Problem details
An exact copy of the records is required, minus the pictures they hold.

Source records
══════════════════════════════

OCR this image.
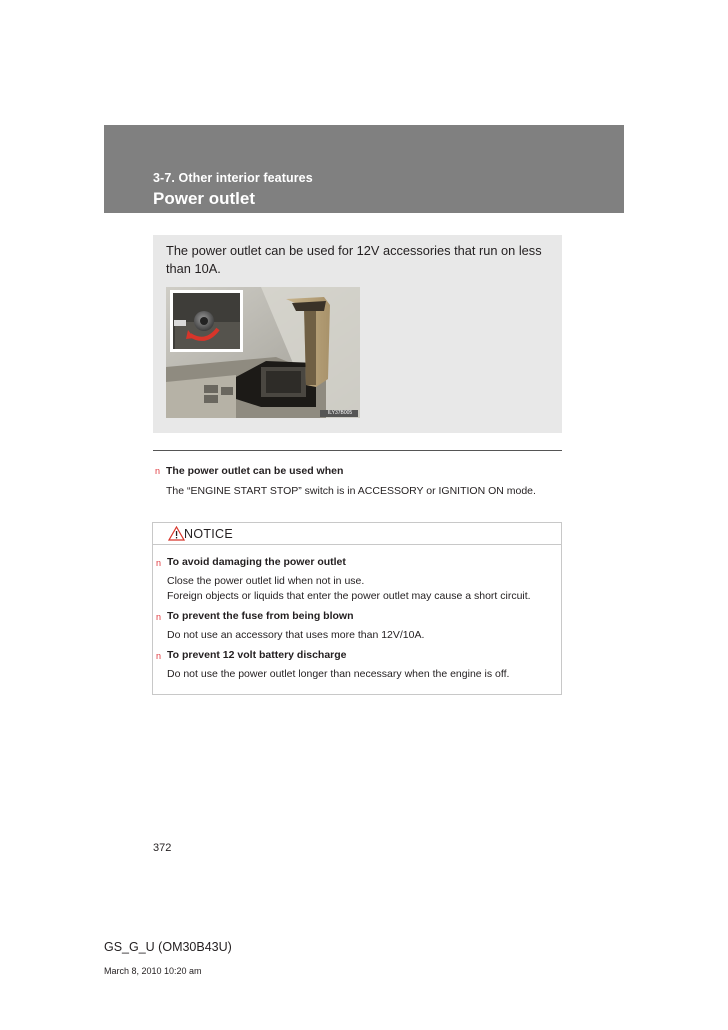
3-7. Other interior features
Power outlet
The power outlet can be used for 12V accessories that run on less than 10A.
ILY37B005
n The power outlet can be used when
The “ENGINE START STOP” switch is in ACCESSORY or IGNITION ON mode.
NOTICE
n To avoid damaging the power outlet
Close the power outlet lid when not in use.
Foreign objects or liquids that enter the power outlet may cause a short circuit.
n To prevent the fuse from being blown
Do not use an accessory that uses more than 12V/10A.
n To prevent 12 volt battery discharge
Do not use the power outlet longer than necessary when the engine is off.
372
GS_G_U (OM30B43U)
March 8, 2010 10:20 am
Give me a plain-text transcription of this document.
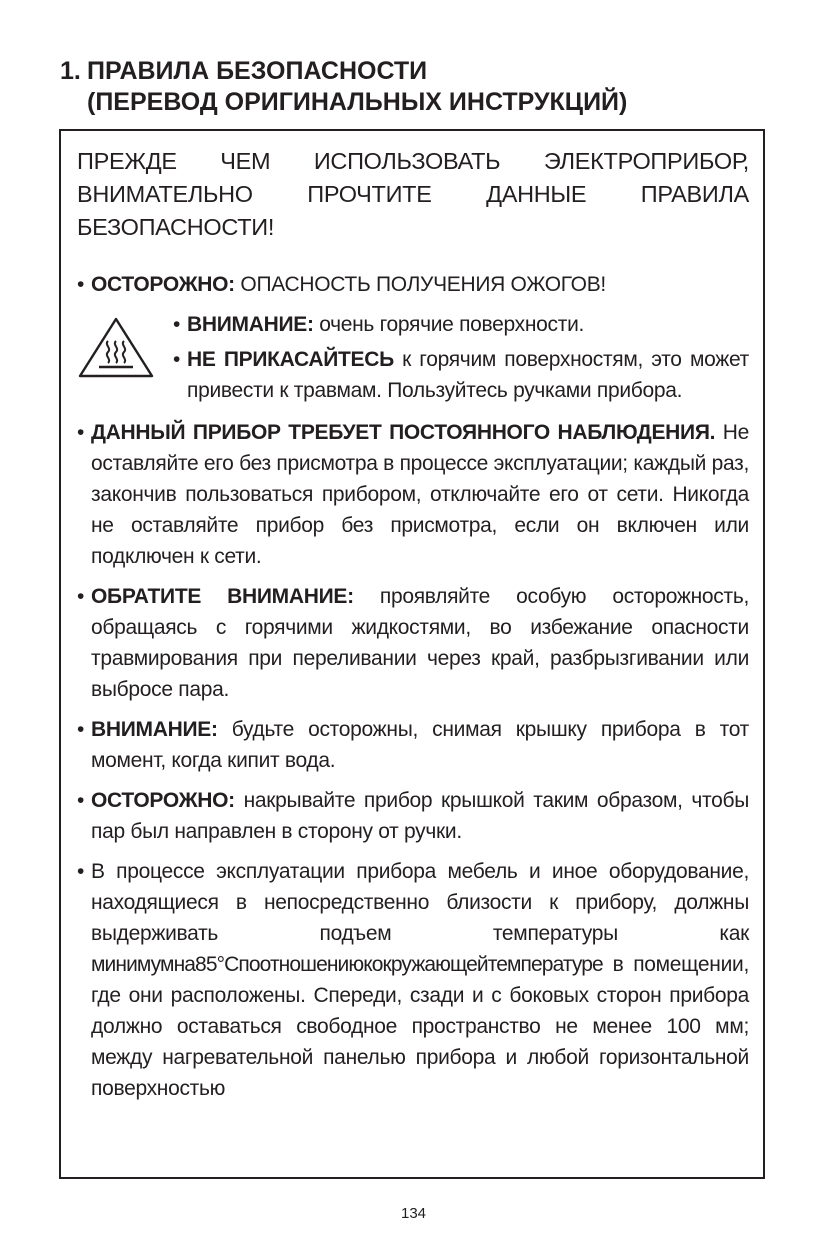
1. ПРАВИЛА БЕЗОПАСНОСТИ
(ПЕРЕВОД ОРИГИНАЛЬНЫХ ИНСТРУКЦИЙ)
ПРЕЖДЕ ЧЕМ ИСПОЛЬЗОВАТЬ ЭЛЕКТРОПРИБОР, ВНИМАТЕЛЬНО ПРОЧТИТЕ ДАННЫЕ ПРАВИЛА БЕЗОПАСНОСТИ!
• ОСТОРОЖНО: ОПАСНОСТЬ ПОЛУЧЕНИЯ ОЖОГОВ!
• ВНИМАНИЕ: очень горячие поверхности.
• НЕ ПРИКАСАЙТЕСЬ к горячим поверхностям, это может привести к травмам. Пользуйтесь ручками прибора.
• ДАННЫЙ ПРИБОР ТРЕБУЕТ ПОСТОЯННОГО НАБЛЮДЕНИЯ. Не оставляйте его без присмотра в процессе эксплуатации; каждый раз, закончив пользоваться прибором, отключайте его от сети. Никогда не оставляйте прибор без присмотра, если он включен или подключен к сети.
• ОБРАТИТЕ ВНИМАНИЕ: проявляйте особую осторожность, обращаясь с горячими жидкостями, во избежание опасности травмирования при переливании через край, разбрызгивании или выбросе пара.
• ВНИМАНИЕ: будьте осторожны, снимая крышку прибора в тот момент, когда кипит вода.
• ОСТОРОЖНО: накрывайте прибор крышкой таким образом, чтобы пар был направлен в сторону от ручки.
• В процессе эксплуатации прибора мебель и иное оборудование, находящиеся в непосредственно близости к прибору, должны выдерживать подъем температуры как минимумна85°Споотношениюкокружающейтемпературе в помещении, где они расположены. Спереди, сзади и с боковых сторон прибора должно оставаться свободное пространство не менее 100 мм; между нагревательной панелью прибора и любой горизонтальной поверхностью
134
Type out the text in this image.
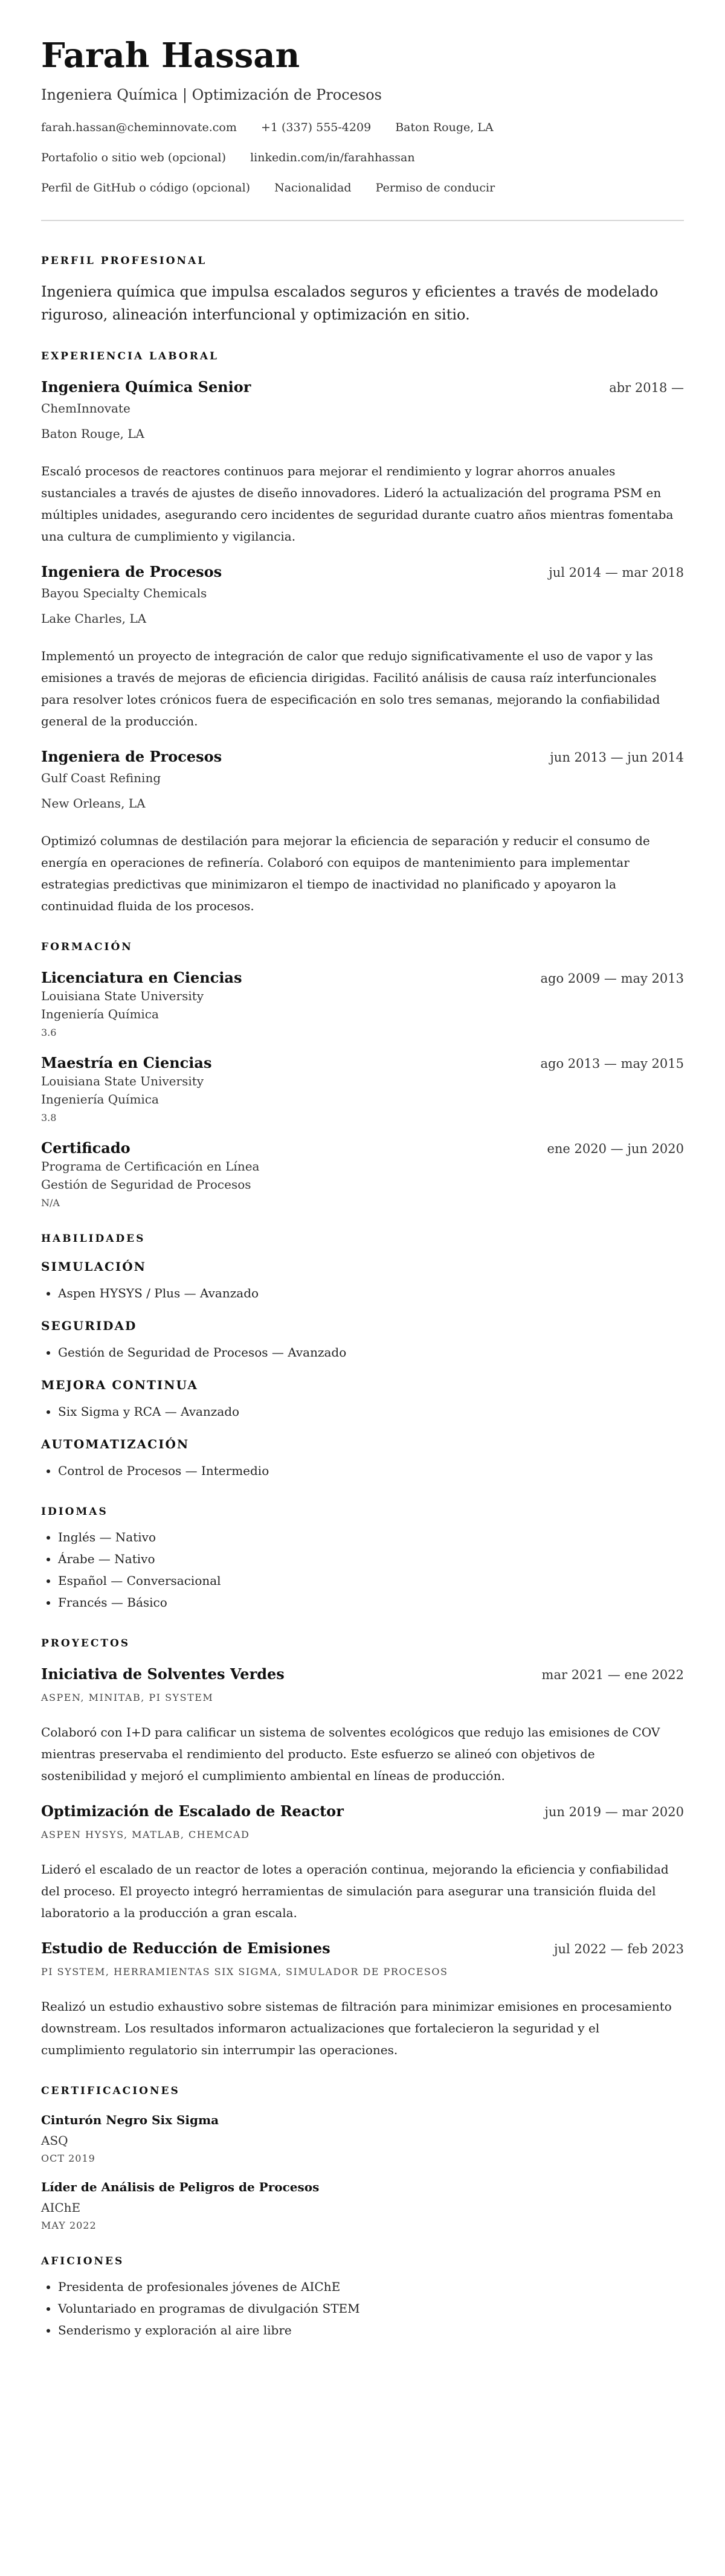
Farah Hassan
Ingeniera Química | Optimización de Procesos
farah.hassan@cheminnovate.com +1 (337) 555-4209 Baton Rouge, LA
Portafolio o sitio web (opcional) linkedin.com/in/farahhassan
Perfil de GitHub o código (opcional) Nacionalidad Permiso de conducir
PERFIL PROFESIONAL
Ingeniera química que impulsa escalados seguros y eficientes a través de modelado riguroso, alineación interfuncional y optimización en sitio.
EXPERIENCIA LABORAL
Ingeniera Química Senior	abr 2018 —
ChemInnovate
Baton Rouge, LA
Escaló procesos de reactores continuos para mejorar el rendimiento y lograr ahorros anuales sustanciales a través de ajustes de diseño innovadores. Lideró la actualización del programa PSM en múltiples unidades, asegurando cero incidentes de seguridad durante cuatro años mientras fomentaba una cultura de cumplimiento y vigilancia.
Ingeniera de Procesos	jul 2014 — mar 2018
Bayou Specialty Chemicals
Lake Charles, LA
Implementó un proyecto de integración de calor que redujo significativamente el uso de vapor y las emisiones a través de mejoras de eficiencia dirigidas. Facilitó análisis de causa raíz interfuncionales para resolver lotes crónicos fuera de especificación en solo tres semanas, mejorando la confiabilidad general de la producción.
Ingeniera de Procesos	jun 2013 — jun 2014
Gulf Coast Refining
New Orleans, LA
Optimizó columnas de destilación para mejorar la eficiencia de separación y reducir el consumo de energía en operaciones de refinería. Colaboró con equipos de mantenimiento para implementar estrategias predictivas que minimizaron el tiempo de inactividad no planificado y apoyaron la continuidad fluida de los procesos.
FORMACIÓN
Licenciatura en Ciencias	ago 2009 — may 2013
Louisiana State University
Ingeniería Química
3.6
Maestría en Ciencias	ago 2013 — may 2015
Louisiana State University
Ingeniería Química
3.8
Certificado	ene 2020 — jun 2020
Programa de Certificación en Línea
Gestión de Seguridad de Procesos
N/A
HABILIDADES
SIMULACIÓN
• Aspen HYSYS / Plus — Avanzado
SEGURIDAD
• Gestión de Seguridad de Procesos — Avanzado
MEJORA CONTINUA
• Six Sigma y RCA — Avanzado
AUTOMATIZACIÓN
• Control de Procesos — Intermedio
IDIOMAS
• Inglés — Nativo
• Árabe — Nativo
• Español — Conversacional
• Francés — Básico
PROYECTOS
Iniciativa de Solventes Verdes	mar 2021 — ene 2022
ASPEN, MINITAB, PI SYSTEM
Colaboró con I+D para calificar un sistema de solventes ecológicos que redujo las emisiones de COV mientras preservaba el rendimiento del producto. Este esfuerzo se alineó con objetivos de sostenibilidad y mejoró el cumplimiento ambiental en líneas de producción.
Optimización de Escalado de Reactor	jun 2019 — mar 2020
ASPEN HYSYS, MATLAB, CHEMCAD
Lideró el escalado de un reactor de lotes a operación continua, mejorando la eficiencia y confiabilidad del proceso. El proyecto integró herramientas de simulación para asegurar una transición fluida del laboratorio a la producción a gran escala.
Estudio de Reducción de Emisiones	jul 2022 — feb 2023
PI SYSTEM, HERRAMIENTAS SIX SIGMA, SIMULADOR DE PROCESOS
Realizó un estudio exhaustivo sobre sistemas de filtración para minimizar emisiones en procesamiento downstream. Los resultados informaron actualizaciones que fortalecieron la seguridad y el cumplimiento regulatorio sin interrumpir las operaciones.
CERTIFICACIONES
Cinturón Negro Six Sigma
ASQ
OCT 2019
Líder de Análisis de Peligros de Procesos
AIChE
MAY 2022
AFICIONES
• Presidenta de profesionales jóvenes de AIChE
• Voluntariado en programas de divulgación STEM
• Senderismo y exploración al aire libre
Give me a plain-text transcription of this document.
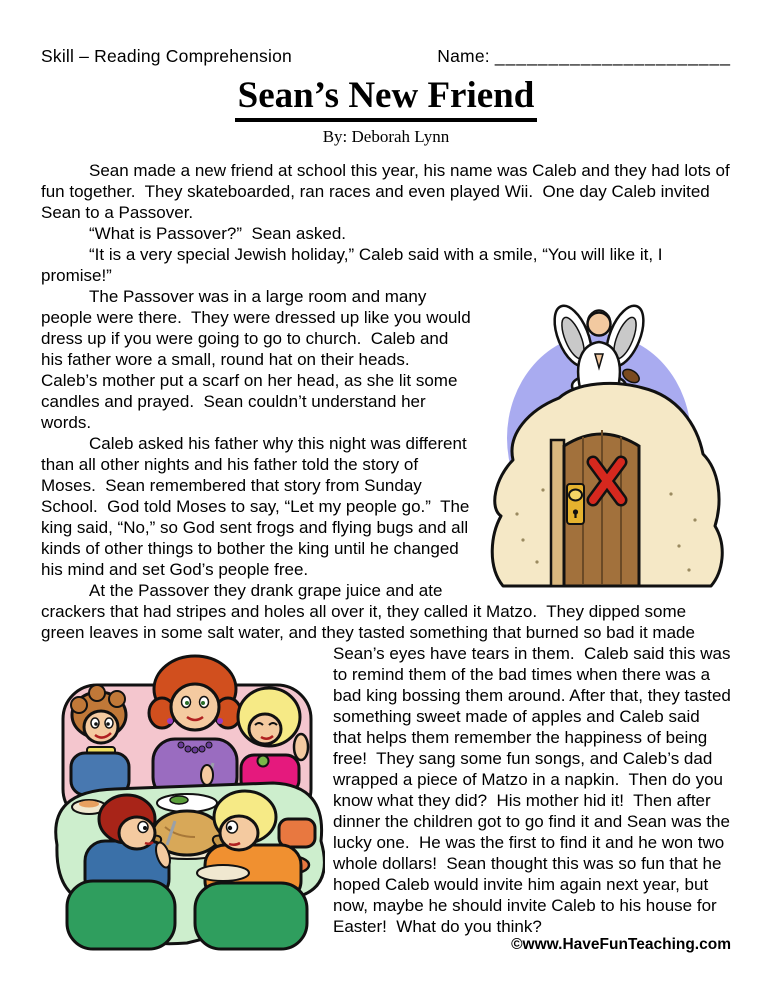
Skill – Reading Comprehension	Name: ______________________
Sean’s New Friend
By: Deborah Lynn

Sean made a new friend at school this year, his name was Caleb and they had lots of fun together.  They skateboarded, ran races and even played Wii.  One day Caleb invited Sean to a Passover.

“What is Passover?”  Sean asked.

“It is a very special Jewish holiday,” Caleb said with a smile, “You will like it, I promise!”

The Passover was in a large room and many people were there.  They were dressed up like you would dress up if you were going to go to church.  Caleb and his father wore a small, round hat on their heads.  Caleb’s mother put a scarf on her head, as she lit some candles and prayed.  Sean couldn’t understand her words.

Caleb asked his father why this night was different than all other nights and his father told the story of Moses.  Sean remembered that story from Sunday School.  God told Moses to say, “Let my people go.”  The king said, “No,” so God sent frogs and flying bugs and all kinds of other things to bother the king until he changed his mind and set God’s people free.

At the Passover they drank grape juice and ate crackers that had stripes and holes all over it, they called it Matzo.  They dipped some green leaves in some salt water, and they tasted something that burned so bad it made
Sean’s eyes have tears in them.  Caleb said this was to remind them of the bad times when there was a bad king bossing them around. After that, they tasted something sweet made of apples and Caleb said that helps them remember the happiness of being free!  They sang some fun songs, and Caleb’s dad wrapped a piece of Matzo in a napkin.  Then do you know what they did?  His mother hid it!  Then after dinner the children got to go find it and Sean was the lucky one.  He was the first to find it and he won two whole dollars!  Sean thought this was so fun that he hoped Caleb would invite him again next year, but now, maybe he should invite Caleb to his house for Easter!  What do you think?

©www.HaveFunTeaching.com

══════════════════════════════

Answer
OCR this image.
3-7. Other interior features
Power outlet
The power outlet can be used for 12V accessories that run on less than 10A.
ILY37B005
n The power outlet can be used when
The “ENGINE START STOP” switch is in ACCESSORY or IGNITION ON mode.
NOTICE
n To avoid damaging the power outlet
Close the power outlet lid when not in use.
Foreign objects or liquids that enter the power outlet may cause a short circuit.
n To prevent the fuse from being blown
Do not use an accessory that uses more than 12V/10A.
n To prevent 12 volt battery discharge
Do not use the power outlet longer than necessary when the engine is off.
372
GS_G_U (OM30B43U)
March 8, 2010 10:20 am
Give me a plain-text transcription of this document.
1. ПРАВИЛА БЕЗОПАСНОСТИ
(ПЕРЕВОД ОРИГИНАЛЬНЫХ ИНСТРУКЦИЙ)
ПРЕЖДЕ ЧЕМ ИСПОЛЬЗОВАТЬ ЭЛЕКТРОПРИБОР, ВНИМАТЕЛЬНО ПРОЧТИТЕ ДАННЫЕ ПРАВИЛА БЕЗОПАСНОСТИ!
• ОСТОРОЖНО: ОПАСНОСТЬ ПОЛУЧЕНИЯ ОЖОГОВ!
• ВНИМАНИЕ: очень горячие поверхности.
• НЕ ПРИКАСАЙТЕСЬ к горячим поверхностям, это может привести к травмам. Пользуйтесь ручками прибора.
• ДАННЫЙ ПРИБОР ТРЕБУЕТ ПОСТОЯННОГО НАБЛЮДЕНИЯ. Не оставляйте его без присмотра в процессе эксплуатации; каждый раз, закончив пользоваться прибором, отключайте его от сети. Никогда не оставляйте прибор без присмотра, если он включен или подключен к сети.
• ОБРАТИТЕ ВНИМАНИЕ: проявляйте особую осторожность, обращаясь с горячими жидкостями, во избежание опасности травмирования при переливании через край, разбрызгивании или выбросе пара.
• ВНИМАНИЕ: будьте осторожны, снимая крышку прибора в тот момент, когда кипит вода.
• ОСТОРОЖНО: накрывайте прибор крышкой таким образом, чтобы пар был направлен в сторону от ручки.
• В процессе эксплуатации прибора мебель и иное оборудование, находящиеся в непосредственно близости к прибору, должны выдерживать подъем температуры как минимумна85°Споотношениюкокружающейтемпературе в помещении, где они расположены. Спереди, сзади и с боковых сторон прибора должно оставаться свободное пространство не менее 100 мм; между нагревательной панелью прибора и любой горизонтальной поверхностью
134
Type out the text in this image.
Farah Hassan
Ingeniera Química | Optimización de Procesos
farah.hassan@cheminnovate.com +1 (337) 555-4209 Baton Rouge, LA
Portafolio o sitio web (opcional) linkedin.com/in/farahhassan
Perfil de GitHub o código (opcional) Nacionalidad Permiso de conducir
PERFIL PROFESIONAL
Ingeniera química que impulsa escalados seguros y eficientes a través de modelado riguroso, alineación interfuncional y optimización en sitio.
EXPERIENCIA LABORAL
Ingeniera Química Senior	abr 2018 —
ChemInnovate
Baton Rouge, LA
Escaló procesos de reactores continuos para mejorar el rendimiento y lograr ahorros anuales sustanciales a través de ajustes de diseño innovadores. Lideró la actualización del programa PSM en múltiples unidades, asegurando cero incidentes de seguridad durante cuatro años mientras fomentaba una cultura de cumplimiento y vigilancia.
Ingeniera de Procesos	jul 2014 — mar 2018
Bayou Specialty Chemicals
Lake Charles, LA
Implementó un proyecto de integración de calor que redujo significativamente el uso de vapor y las emisiones a través de mejoras de eficiencia dirigidas. Facilitó análisis de causa raíz interfuncionales para resolver lotes crónicos fuera de especificación en solo tres semanas, mejorando la confiabilidad general de la producción.
Ingeniera de Procesos	jun 2013 — jun 2014
Gulf Coast Refining
New Orleans, LA
Optimizó columnas de destilación para mejorar la eficiencia de separación y reducir el consumo de energía en operaciones de refinería. Colaboró con equipos de mantenimiento para implementar estrategias predictivas que minimizaron el tiempo de inactividad no planificado y apoyaron la continuidad fluida de los procesos.
FORMACIÓN
Licenciatura en Ciencias	ago 2009 — may 2013
Louisiana State University
Ingeniería Química
3.6
Maestría en Ciencias	ago 2013 — may 2015
Louisiana State University
Ingeniería Química
3.8
Certificado	ene 2020 — jun 2020
Programa de Certificación en Línea
Gestión de Seguridad de Procesos
N/A
HABILIDADES
SIMULACIÓN
• Aspen HYSYS / Plus — Avanzado
SEGURIDAD
• Gestión de Seguridad de Procesos — Avanzado
MEJORA CONTINUA
• Six Sigma y RCA — Avanzado
AUTOMATIZACIÓN
• Control de Procesos — Intermedio
IDIOMAS
• Inglés — Nativo
• Árabe — Nativo
• Español — Conversacional
• Francés — Básico
PROYECTOS
Iniciativa de Solventes Verdes	mar 2021 — ene 2022
ASPEN, MINITAB, PI SYSTEM
Colaboró con I+D para calificar un sistema de solventes ecológicos que redujo las emisiones de COV mientras preservaba el rendimiento del producto. Este esfuerzo se alineó con objetivos de sostenibilidad y mejoró el cumplimiento ambiental en líneas de producción.
Optimización de Escalado de Reactor	jun 2019 — mar 2020
ASPEN HYSYS, MATLAB, CHEMCAD
Lideró el escalado de un reactor de lotes a operación continua, mejorando la eficiencia y confiabilidad del proceso. El proyecto integró herramientas de simulación para asegurar una transición fluida del laboratorio a la producción a gran escala.
Estudio de Reducción de Emisiones	jul 2022 — feb 2023
PI SYSTEM, HERRAMIENTAS SIX SIGMA, SIMULADOR DE PROCESOS
Realizó un estudio exhaustivo sobre sistemas de filtración para minimizar emisiones en procesamiento downstream. Los resultados informaron actualizaciones que fortalecieron la seguridad y el cumplimiento regulatorio sin interrumpir las operaciones.
CERTIFICACIONES
Cinturón Negro Six Sigma
ASQ
OCT 2019
Líder de Análisis de Peligros de Procesos
AIChE
MAY 2022
AFICIONES
• Presidenta de profesionales jóvenes de AIChE
• Voluntariado en programas de divulgación STEM
• Senderismo y exploración al aire libre
Give me a plain-text transcription of this document.
Skill – Reading Comprehension	Name: ______________________
Sean’s New Friend
By: Deborah Lynn

Sean made a new friend at school this year, his name was Caleb and they had lots of fun together.  They skateboarded, ran races and even played Wii.  One day Caleb invited Sean to a Passover.

“What is Passover?”  Sean asked.

“It is a very special Jewish holiday,” Caleb said with a smile, “You will like it, I promise!”

The Passover was in a large room and many people were there.  They were dressed up like you would dress up if you were going to go to church.  Caleb and his father wore a small, round hat on their heads.  Caleb’s mother put a scarf on her head, as she lit some candles and prayed.  Sean couldn’t understand her words.

Caleb asked his father why this night was different than all other nights and his father told the story of Moses.  Sean remembered that story from Sunday School.  God told Moses to say, “Let my people go.”  The king said, “No,” so God sent frogs and flying bugs and all kinds of other things to bother the king until he changed his mind and set God’s people free.

At the Passover they drank grape juice and ate crackers that had stripes and holes all over it, they called it Matzo.  They dipped some green leaves in some salt water, and they tasted something that burned so bad it made
Sean’s eyes have tears in them.  Caleb said this was to remind them of the bad times when there was a bad king bossing them around. After that, they tasted something sweet made of apples and Caleb said that helps them remember the happiness of being free!  They sang some fun songs, and Caleb’s dad wrapped a piece of Matzo in a napkin.  Then do you know what they did?  His mother hid it!  Then after dinner the children got to go find it and Sean was the lucky one.  He was the first to find it and he won two whole dollars!  Sean thought this was so fun that he hoped Caleb would invite him again next year, but now, maybe he should invite Caleb to his house for Easter!  What do you think?

©www.HaveFunTeaching.com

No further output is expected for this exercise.